→ Set exercise
Copy every line that holds "extensible".

— START —

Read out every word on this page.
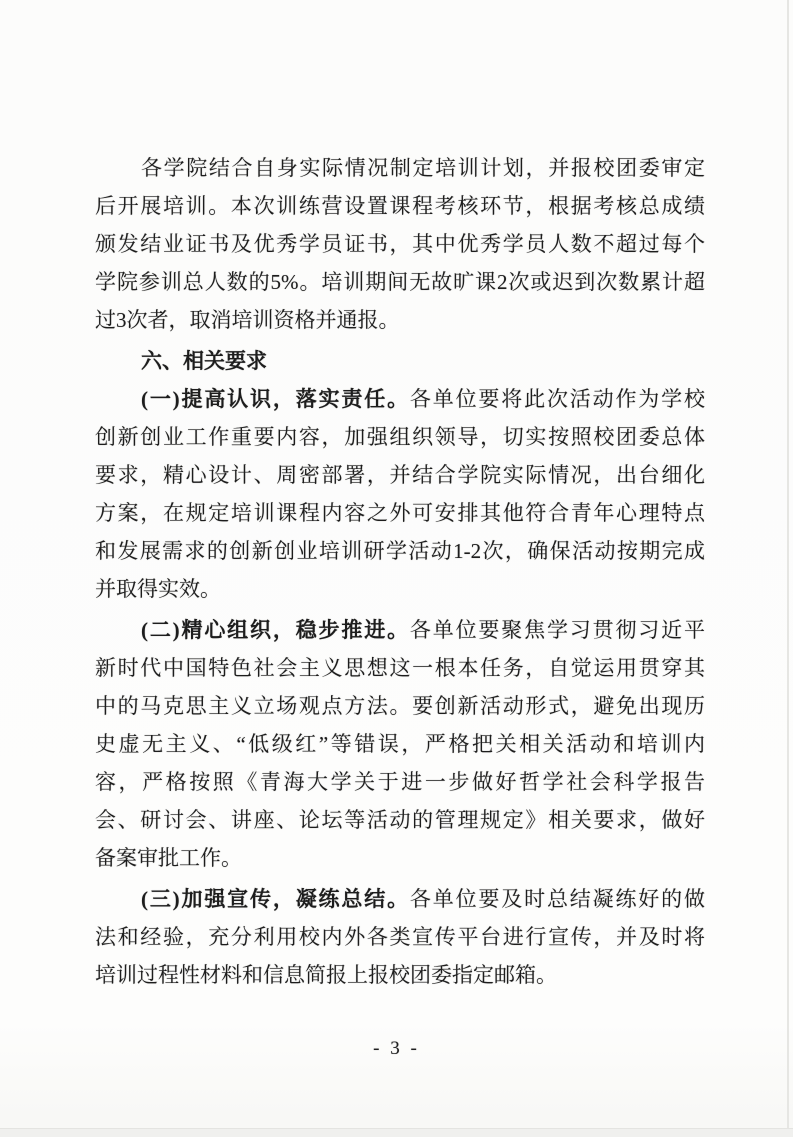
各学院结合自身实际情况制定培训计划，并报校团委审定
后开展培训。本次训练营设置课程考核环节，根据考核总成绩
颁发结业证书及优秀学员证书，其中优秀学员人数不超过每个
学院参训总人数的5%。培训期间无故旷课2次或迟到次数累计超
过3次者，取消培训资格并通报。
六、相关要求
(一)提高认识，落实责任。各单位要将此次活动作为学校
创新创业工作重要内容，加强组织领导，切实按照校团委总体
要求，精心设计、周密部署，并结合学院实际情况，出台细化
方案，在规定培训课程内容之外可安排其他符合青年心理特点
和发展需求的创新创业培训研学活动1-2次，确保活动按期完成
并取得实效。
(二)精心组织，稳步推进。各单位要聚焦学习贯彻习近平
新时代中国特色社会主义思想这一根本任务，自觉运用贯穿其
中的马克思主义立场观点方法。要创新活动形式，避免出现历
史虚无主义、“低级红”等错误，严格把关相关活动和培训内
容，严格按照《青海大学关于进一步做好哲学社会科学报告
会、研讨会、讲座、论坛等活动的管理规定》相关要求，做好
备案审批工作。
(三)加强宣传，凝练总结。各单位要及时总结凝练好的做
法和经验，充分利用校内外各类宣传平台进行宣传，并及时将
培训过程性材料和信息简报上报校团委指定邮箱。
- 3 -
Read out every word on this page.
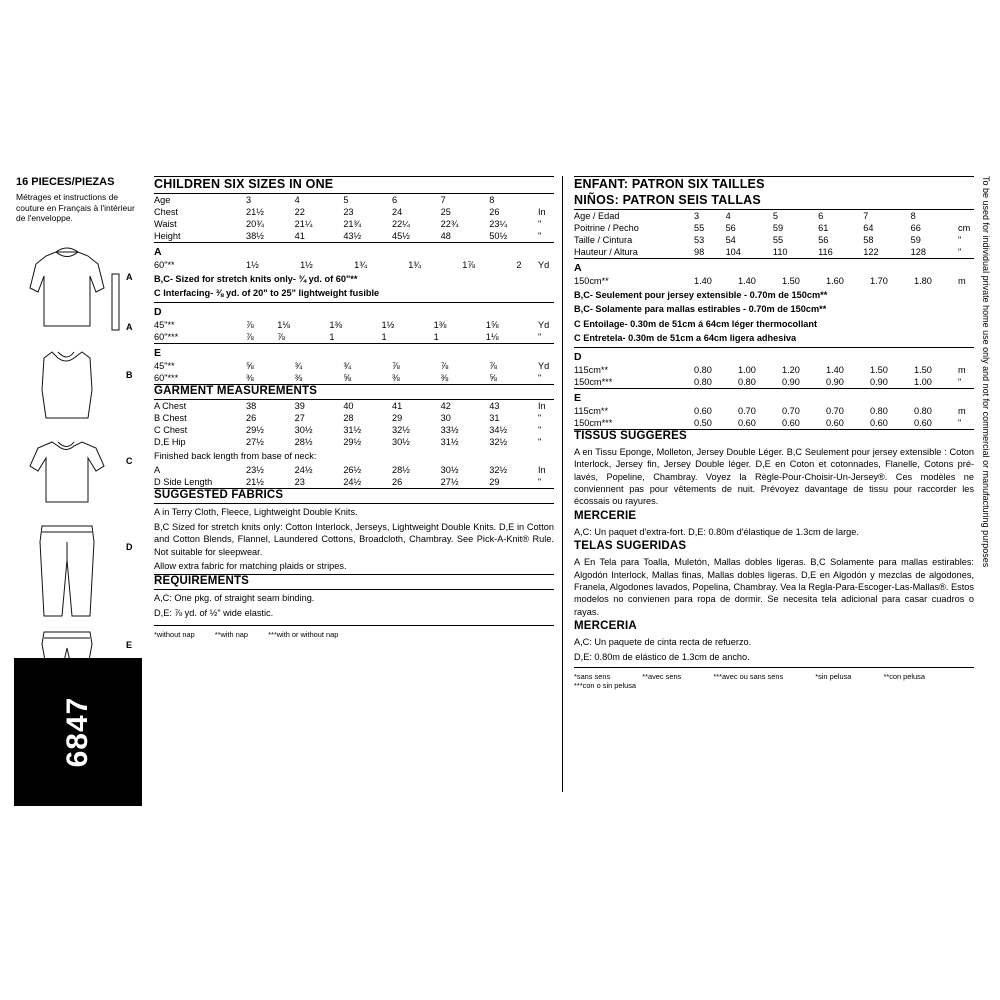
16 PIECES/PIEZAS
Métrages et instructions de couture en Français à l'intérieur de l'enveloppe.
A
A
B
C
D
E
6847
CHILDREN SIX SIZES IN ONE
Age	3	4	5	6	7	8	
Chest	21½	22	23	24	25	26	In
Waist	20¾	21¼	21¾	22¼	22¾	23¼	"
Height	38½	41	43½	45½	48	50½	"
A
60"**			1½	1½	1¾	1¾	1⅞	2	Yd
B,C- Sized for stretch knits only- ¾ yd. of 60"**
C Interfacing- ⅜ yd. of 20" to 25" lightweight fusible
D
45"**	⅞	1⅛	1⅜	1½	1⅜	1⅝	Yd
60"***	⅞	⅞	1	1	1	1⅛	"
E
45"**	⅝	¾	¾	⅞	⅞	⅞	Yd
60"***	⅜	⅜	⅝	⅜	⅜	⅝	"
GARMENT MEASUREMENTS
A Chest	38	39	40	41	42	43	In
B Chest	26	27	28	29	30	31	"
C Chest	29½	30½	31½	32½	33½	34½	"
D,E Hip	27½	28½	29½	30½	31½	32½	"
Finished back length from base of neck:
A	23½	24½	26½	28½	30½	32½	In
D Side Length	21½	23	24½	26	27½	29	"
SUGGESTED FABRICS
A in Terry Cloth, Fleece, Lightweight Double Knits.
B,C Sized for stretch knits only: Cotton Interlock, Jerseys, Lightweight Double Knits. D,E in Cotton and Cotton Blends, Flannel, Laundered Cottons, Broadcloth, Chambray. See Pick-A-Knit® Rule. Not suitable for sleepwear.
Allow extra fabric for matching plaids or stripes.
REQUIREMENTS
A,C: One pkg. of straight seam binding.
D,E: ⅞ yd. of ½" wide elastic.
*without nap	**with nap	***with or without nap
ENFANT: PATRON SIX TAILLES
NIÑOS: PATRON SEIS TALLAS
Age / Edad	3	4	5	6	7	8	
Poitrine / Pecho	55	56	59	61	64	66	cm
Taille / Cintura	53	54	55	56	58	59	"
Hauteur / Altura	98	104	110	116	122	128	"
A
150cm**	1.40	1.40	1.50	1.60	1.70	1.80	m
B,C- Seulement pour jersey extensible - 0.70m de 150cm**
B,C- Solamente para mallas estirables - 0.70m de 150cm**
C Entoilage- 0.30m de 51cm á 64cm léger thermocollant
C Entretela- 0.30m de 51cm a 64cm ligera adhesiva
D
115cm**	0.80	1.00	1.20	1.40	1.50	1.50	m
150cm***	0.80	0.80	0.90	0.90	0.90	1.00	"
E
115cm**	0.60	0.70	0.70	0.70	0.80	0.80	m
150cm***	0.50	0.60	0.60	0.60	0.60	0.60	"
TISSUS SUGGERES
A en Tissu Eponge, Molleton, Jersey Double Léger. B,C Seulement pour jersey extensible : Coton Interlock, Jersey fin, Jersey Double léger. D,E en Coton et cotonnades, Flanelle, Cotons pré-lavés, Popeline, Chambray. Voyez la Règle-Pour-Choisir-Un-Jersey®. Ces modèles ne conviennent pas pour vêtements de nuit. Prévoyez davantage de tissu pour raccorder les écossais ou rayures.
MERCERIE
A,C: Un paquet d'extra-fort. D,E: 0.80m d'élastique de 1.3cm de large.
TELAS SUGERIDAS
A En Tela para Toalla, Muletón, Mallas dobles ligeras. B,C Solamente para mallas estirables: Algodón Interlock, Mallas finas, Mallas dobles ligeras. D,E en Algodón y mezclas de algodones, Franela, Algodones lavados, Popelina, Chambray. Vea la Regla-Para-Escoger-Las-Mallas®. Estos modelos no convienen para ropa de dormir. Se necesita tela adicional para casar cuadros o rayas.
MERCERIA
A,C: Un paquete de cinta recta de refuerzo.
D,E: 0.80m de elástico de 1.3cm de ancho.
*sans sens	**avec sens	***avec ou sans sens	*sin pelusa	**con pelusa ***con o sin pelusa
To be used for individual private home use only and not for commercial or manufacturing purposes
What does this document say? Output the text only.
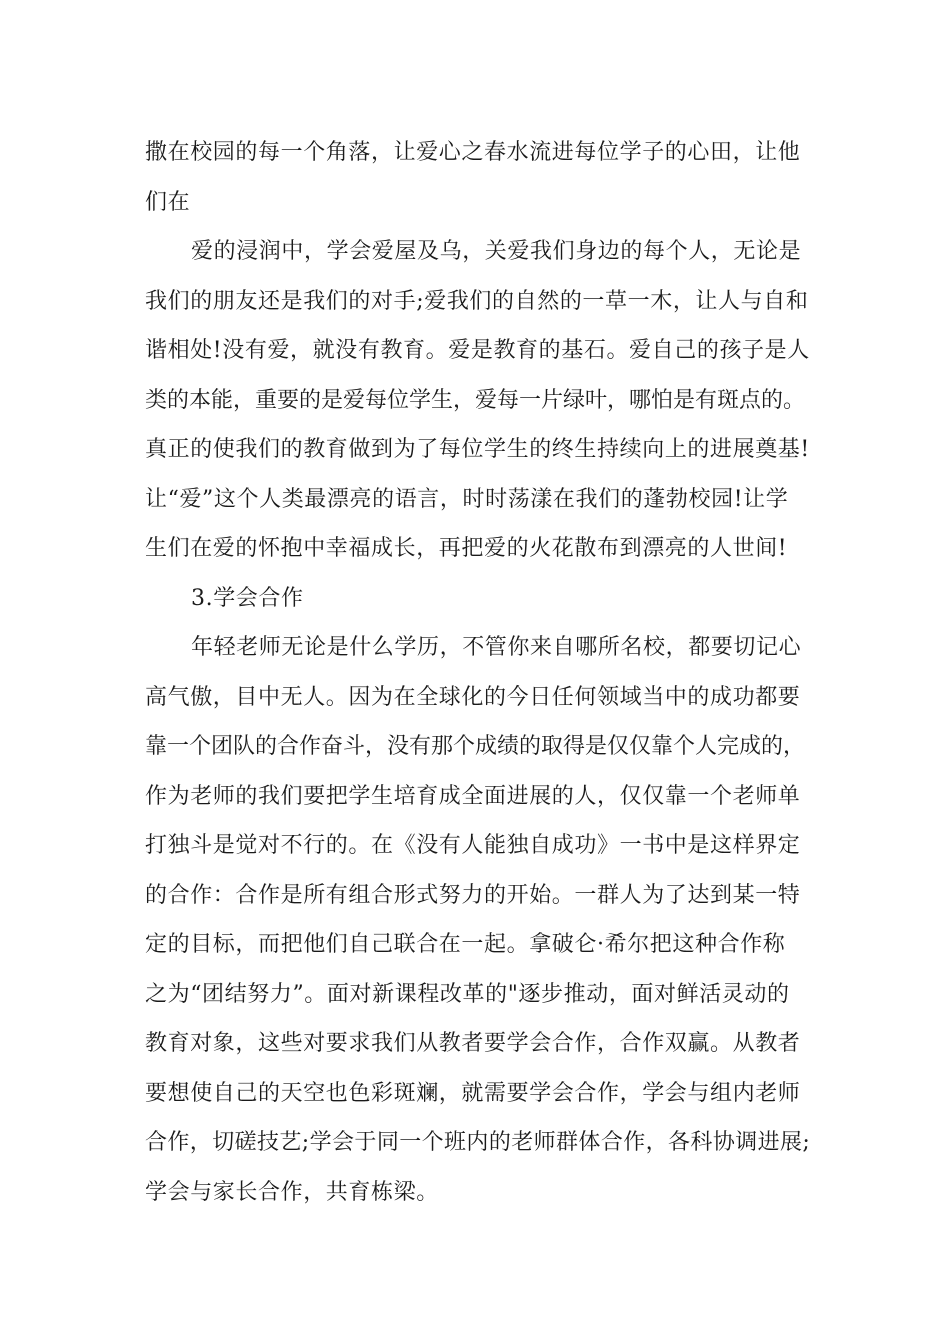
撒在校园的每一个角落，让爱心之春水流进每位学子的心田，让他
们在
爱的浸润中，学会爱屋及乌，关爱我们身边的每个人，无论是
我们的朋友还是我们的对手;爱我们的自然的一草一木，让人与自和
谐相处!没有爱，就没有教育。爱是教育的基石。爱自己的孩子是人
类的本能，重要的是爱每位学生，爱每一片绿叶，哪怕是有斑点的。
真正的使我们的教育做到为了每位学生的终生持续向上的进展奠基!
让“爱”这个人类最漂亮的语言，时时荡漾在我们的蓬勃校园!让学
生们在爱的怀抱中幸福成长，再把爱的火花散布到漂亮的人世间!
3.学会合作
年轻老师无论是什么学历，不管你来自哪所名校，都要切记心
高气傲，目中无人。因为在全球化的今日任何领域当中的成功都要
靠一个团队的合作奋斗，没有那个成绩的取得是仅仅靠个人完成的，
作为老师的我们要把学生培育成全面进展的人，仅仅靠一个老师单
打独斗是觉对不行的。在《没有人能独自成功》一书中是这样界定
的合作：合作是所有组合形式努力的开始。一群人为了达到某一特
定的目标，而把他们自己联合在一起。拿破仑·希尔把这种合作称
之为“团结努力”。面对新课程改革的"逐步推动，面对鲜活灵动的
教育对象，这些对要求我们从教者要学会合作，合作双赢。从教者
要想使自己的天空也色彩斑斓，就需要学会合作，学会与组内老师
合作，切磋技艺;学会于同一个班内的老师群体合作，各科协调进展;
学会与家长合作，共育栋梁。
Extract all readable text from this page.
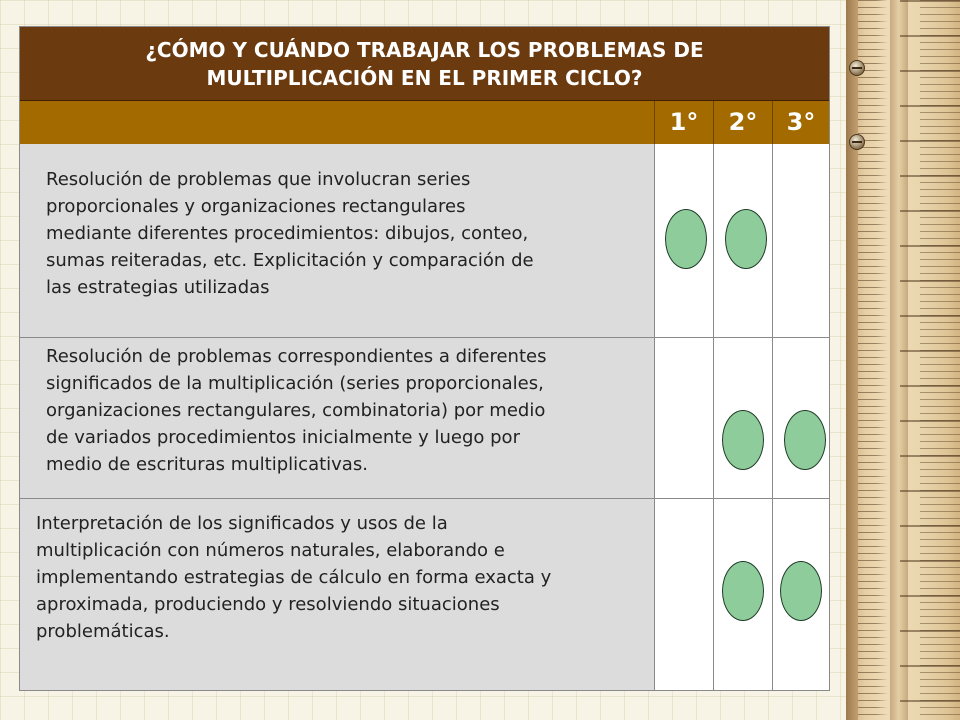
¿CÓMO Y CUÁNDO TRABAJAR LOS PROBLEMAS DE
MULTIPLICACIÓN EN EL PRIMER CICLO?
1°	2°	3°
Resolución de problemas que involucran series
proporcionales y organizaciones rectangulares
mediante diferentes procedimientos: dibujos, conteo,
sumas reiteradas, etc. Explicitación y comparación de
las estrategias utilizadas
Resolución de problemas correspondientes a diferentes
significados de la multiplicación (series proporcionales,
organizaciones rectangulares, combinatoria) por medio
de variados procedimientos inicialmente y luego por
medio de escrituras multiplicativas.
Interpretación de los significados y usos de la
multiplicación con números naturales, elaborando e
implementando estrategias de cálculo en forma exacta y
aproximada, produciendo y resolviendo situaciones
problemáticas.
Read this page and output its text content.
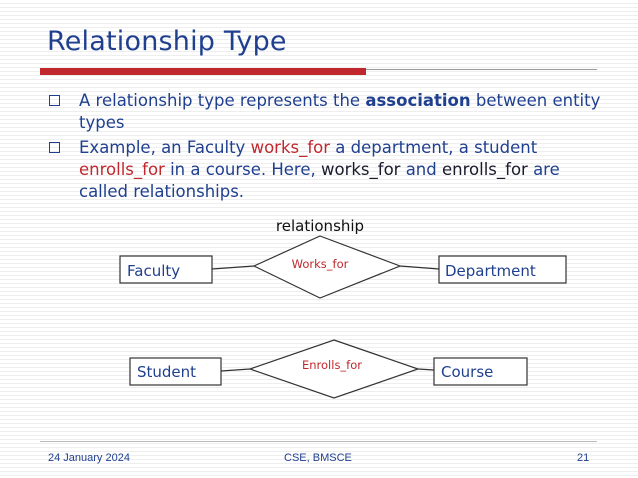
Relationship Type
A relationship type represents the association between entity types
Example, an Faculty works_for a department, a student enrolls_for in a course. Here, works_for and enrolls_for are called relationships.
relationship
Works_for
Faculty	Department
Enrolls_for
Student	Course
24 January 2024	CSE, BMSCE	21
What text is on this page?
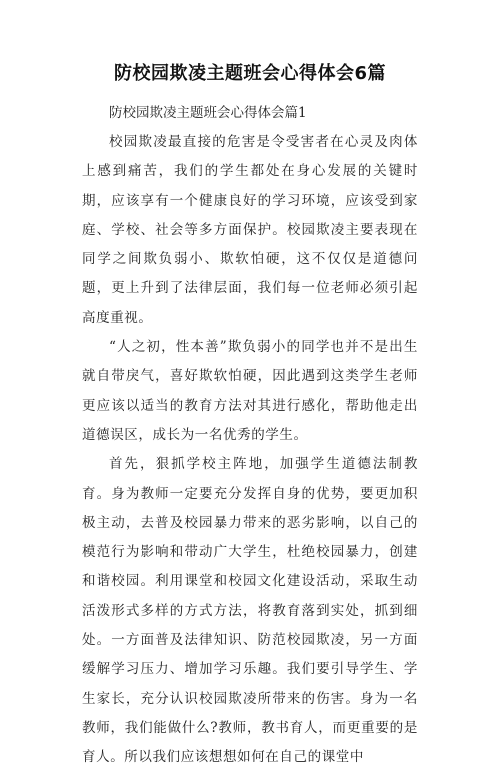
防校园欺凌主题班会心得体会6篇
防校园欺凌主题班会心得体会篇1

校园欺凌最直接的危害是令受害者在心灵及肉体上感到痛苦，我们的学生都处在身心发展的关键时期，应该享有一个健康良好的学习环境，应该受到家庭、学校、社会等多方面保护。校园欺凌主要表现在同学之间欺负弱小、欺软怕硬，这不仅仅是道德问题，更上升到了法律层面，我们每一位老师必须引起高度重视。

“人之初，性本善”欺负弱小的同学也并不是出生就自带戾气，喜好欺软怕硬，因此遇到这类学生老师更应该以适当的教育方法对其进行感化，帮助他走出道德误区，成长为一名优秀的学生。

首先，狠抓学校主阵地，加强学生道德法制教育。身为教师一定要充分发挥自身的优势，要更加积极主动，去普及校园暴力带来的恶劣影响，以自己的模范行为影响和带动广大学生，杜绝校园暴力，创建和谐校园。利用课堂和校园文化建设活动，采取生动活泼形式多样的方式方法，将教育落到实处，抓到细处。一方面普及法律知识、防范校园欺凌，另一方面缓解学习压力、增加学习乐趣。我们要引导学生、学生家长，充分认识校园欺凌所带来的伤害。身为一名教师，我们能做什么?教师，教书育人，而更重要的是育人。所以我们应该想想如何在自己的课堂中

— END —

→ Written response
B,C- Seulement pour jersey extensible - 0.70m de 150cm**
A en Tissu Eponge, Molleton, Jersey Double Léger. B,C Seulement pour jersey extensible : Coton Interlock, Jersey fin, Jersey Double léger. D,E en Coton et cotonnades, Flanelle, Cotons pré-lavés, Popeline, Chambray. Voyez la Règle-Pour-Choisir-Un-Jersey®. Ces modèles ne conviennent pas pour vêtements de nuit. Prévoyez davantage de tissu pour raccorder les écossais ou rayures.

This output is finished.